--- Begin ---
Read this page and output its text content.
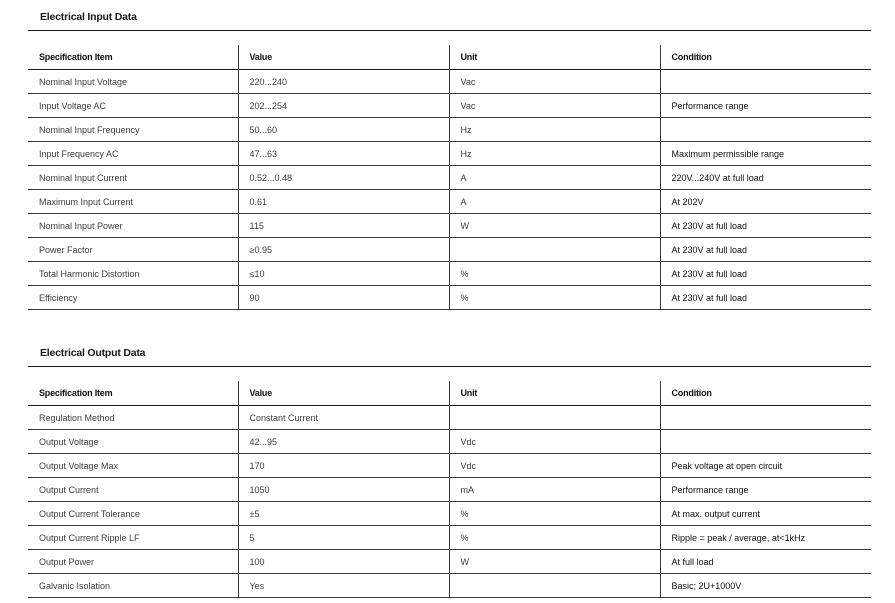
Electrical Input Data
Specification Item	Value	Unit	Condition
Nominal Input Voltage	220...240	Vac	
Input Voltage AC	202...254	Vac	Performance range
Nominal Input Frequency	50...60	Hz	
Input Frequency AC	47...63	Hz	Maximum permissible range
Nominal Input Current	0.52...0.48	A	220V...240V at full load
Maximum Input Current	0.61	A	At 202V
Nominal Input Power	115	W	At 230V at full load
Power Factor	≥0.95		At 230V at full load
Total Harmonic Distortion	≤10	%	At 230V at full load
Efficiency	90	%	At 230V at full load
Electrical Output Data
Specification Item	Value	Unit	Condition
Regulation Method	Constant Current		
Output Voltage	42...95	Vdc	
Output Voltage Max	170	Vdc	Peak voltage at open circuit
Output Current	1050	mA	Performance range
Output Current Tolerance	±5	%	At max. output current
Output Current Ripple LF	5	%	Ripple = peak / average, at<1kHz
Output Power	100	W	At full load
Galvanic Isolation	Yes		Basic; 2U+1000V
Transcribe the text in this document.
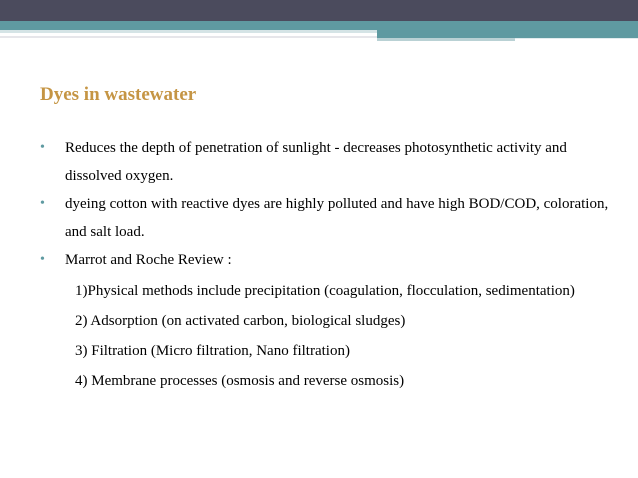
Dyes in wastewater
• Reduces the depth of penetration of sunlight - decreases photosynthetic activity and dissolved oxygen.
• dyeing cotton with reactive dyes are highly polluted and have high BOD/COD, coloration, and salt load.
• Marrot and Roche Review :
1)Physical methods include precipitation (coagulation, flocculation, sedimentation)
2) Adsorption (on activated carbon, biological sludges)
3) Filtration (Micro filtration, Nano filtration)
4) Membrane processes (osmosis and reverse osmosis)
--- End ---
**What is needed**
Transcribe all the records above word for word, without their images.

**Output below**
Read this page and output its text content.
Electrical Input Data
Specification Item	Value	Unit	Condition
Nominal Input Voltage	220...240	Vac	
Input Voltage AC	202...254	Vac	Performance range
Nominal Input Frequency	50...60	Hz	
Input Frequency AC	47...63	Hz	Maximum permissible range
Nominal Input Current	0.52...0.48	A	220V...240V at full load
Maximum Input Current	0.61	A	At 202V
Nominal Input Power	115	W	At 230V at full load
Power Factor	≥0.95		At 230V at full load
Total Harmonic Distortion	≤10	%	At 230V at full load
Efficiency	90	%	At 230V at full load
Electrical Output Data
Specification Item	Value	Unit	Condition
Regulation Method	Constant Current		
Output Voltage	42...95	Vdc	
Output Voltage Max	170	Vdc	Peak voltage at open circuit
Output Current	1050	mA	Performance range
Output Current Tolerance	±5	%	At max. output current
Output Current Ripple LF	5	%	Ripple = peak / average, at<1kHz
Output Power	100	W	At full load
Galvanic Isolation	Yes		Basic; 2U+1000V
Transcribe the text in this document.
Dyes in wastewater
• Reduces the depth of penetration of sunlight - decreases photosynthetic activity and dissolved oxygen.
• dyeing cotton with reactive dyes are highly polluted and have high BOD/COD, coloration, and salt load.
• Marrot and Roche Review :
1)Physical methods include precipitation (coagulation, flocculation, sedimentation)
2) Adsorption (on activated carbon, biological sludges)
3) Filtration (Micro filtration, Nano filtration)
4) Membrane processes (osmosis and reverse osmosis)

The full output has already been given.